[Data entries for graphics]
* * * * *
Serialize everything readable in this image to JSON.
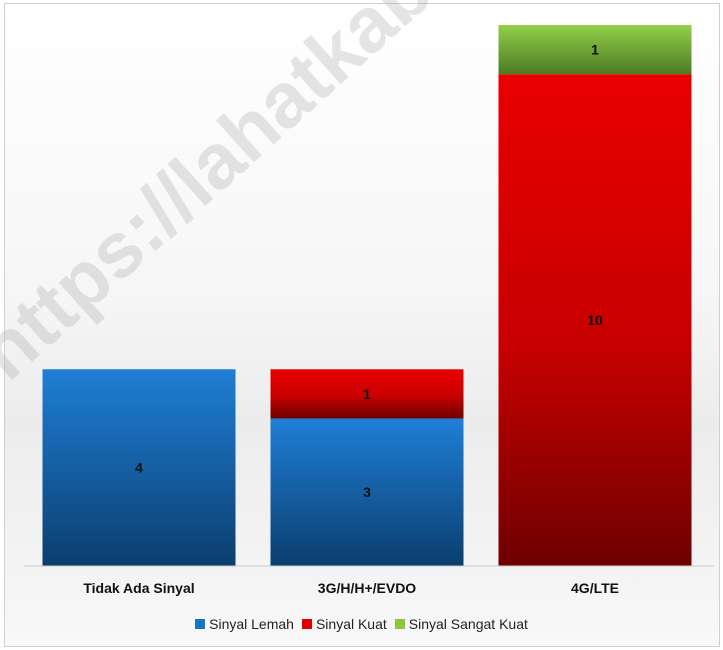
{
  "chart_data": {
    "type": "bar",
    "stacked": true,
    "categories": [
      "Tidak Ada Sinyal",
      "3G/H/H+/EVDO",
      "4G/LTE"
    ],
    "series": [
      {
        "name": "Sinyal Lemah",
        "values": [
          4,
          3,
          0
        ],
        "color": "#1a74c6"
      },
      {
        "name": "Sinyal Kuat",
        "values": [
          0,
          1,
          10
        ],
        "color": "#e00000"
      },
      {
        "name": "Sinyal Sangat Kuat",
        "values": [
          0,
          0,
          1
        ],
        "color": "#8cc63f"
      }
    ],
    "ylim": [
      0,
      11
    ],
    "grid": false,
    "legend_position": "bottom"
  },
  "watermark": "https://lahatkab.bps.go.id"
}
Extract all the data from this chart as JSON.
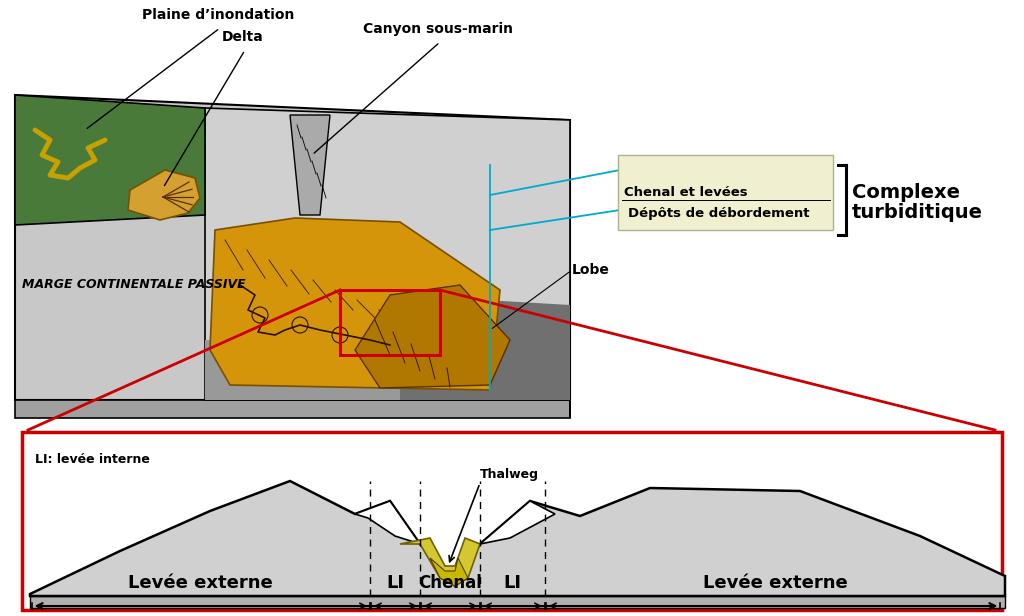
{
  "labels": {
    "plaine": "Plaine d’inondation",
    "delta": "Delta",
    "canyon": "Canyon sous-marin",
    "chenal_levees": "Chenal et levées",
    "depots": "Dépôts de débordement",
    "lobe": "Lobe",
    "complexe_line1": "Complexe",
    "complexe_line2": "turbiditique",
    "marge": "MARGE CONTINENTALE PASSIVE",
    "li_label": "LI: levée interne",
    "thalweg": "Thalweg",
    "levee_ext_left": "Levée externe",
    "li_left": "LI",
    "chenal": "Chenal",
    "li_right": "LI",
    "levee_ext_right": "Levée externe"
  },
  "colors": {
    "green": "#4a7a3a",
    "gray_light": "#cccccc",
    "gray_medium": "#aaaaaa",
    "gray_dark": "#888888",
    "gray_darker": "#666666",
    "orange_yellow": "#d4950a",
    "yellow": "#c8b800",
    "yellow_light": "#d4c830",
    "red": "#cc0000",
    "cyan": "#00aacc",
    "black": "#000000",
    "white": "#ffffff",
    "cream": "#f0f0d0",
    "brown": "#5a3000"
  }
}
* * * * *
**WHAT YOU NEED TO DO:** Reproduce all entries without any change, and omit the pictures.

**OUTPUT OF THE EXERCISE:**
Serialize everything readable in this image to JSON.
{
  "chart_data": {
    "type": "bar",
    "stacked": true,
    "categories": [
      "Tidak Ada Sinyal",
      "3G/H/H+/EVDO",
      "4G/LTE"
    ],
    "series": [
      {
        "name": "Sinyal Lemah",
        "values": [
          4,
          3,
          0
        ],
        "color": "#1a74c6"
      },
      {
        "name": "Sinyal Kuat",
        "values": [
          0,
          1,
          10
        ],
        "color": "#e00000"
      },
      {
        "name": "Sinyal Sangat Kuat",
        "values": [
          0,
          0,
          1
        ],
        "color": "#8cc63f"
      }
    ],
    "ylim": [
      0,
      11
    ],
    "grid": false,
    "legend_position": "bottom"
  },
  "watermark": "https://lahatkab.bps.go.id"
}
Extract all the data from this chart as JSON.
{
  "labels": {
    "plaine": "Plaine d’inondation",
    "delta": "Delta",
    "canyon": "Canyon sous-marin",
    "chenal_levees": "Chenal et levées",
    "depots": "Dépôts de débordement",
    "lobe": "Lobe",
    "complexe_line1": "Complexe",
    "complexe_line2": "turbiditique",
    "marge": "MARGE CONTINENTALE PASSIVE",
    "li_label": "LI: levée interne",
    "thalweg": "Thalweg",
    "levee_ext_left": "Levée externe",
    "li_left": "LI",
    "chenal": "Chenal",
    "li_right": "LI",
    "levee_ext_right": "Levée externe"
  },
  "colors": {
    "green": "#4a7a3a",
    "gray_light": "#cccccc",
    "gray_medium": "#aaaaaa",
    "gray_dark": "#888888",
    "gray_darker": "#666666",
    "orange_yellow": "#d4950a",
    "yellow": "#c8b800",
    "yellow_light": "#d4c830",
    "red": "#cc0000",
    "cyan": "#00aacc",
    "black": "#000000",
    "white": "#ffffff",
    "cream": "#f0f0d0",
    "brown": "#5a3000"
  }
}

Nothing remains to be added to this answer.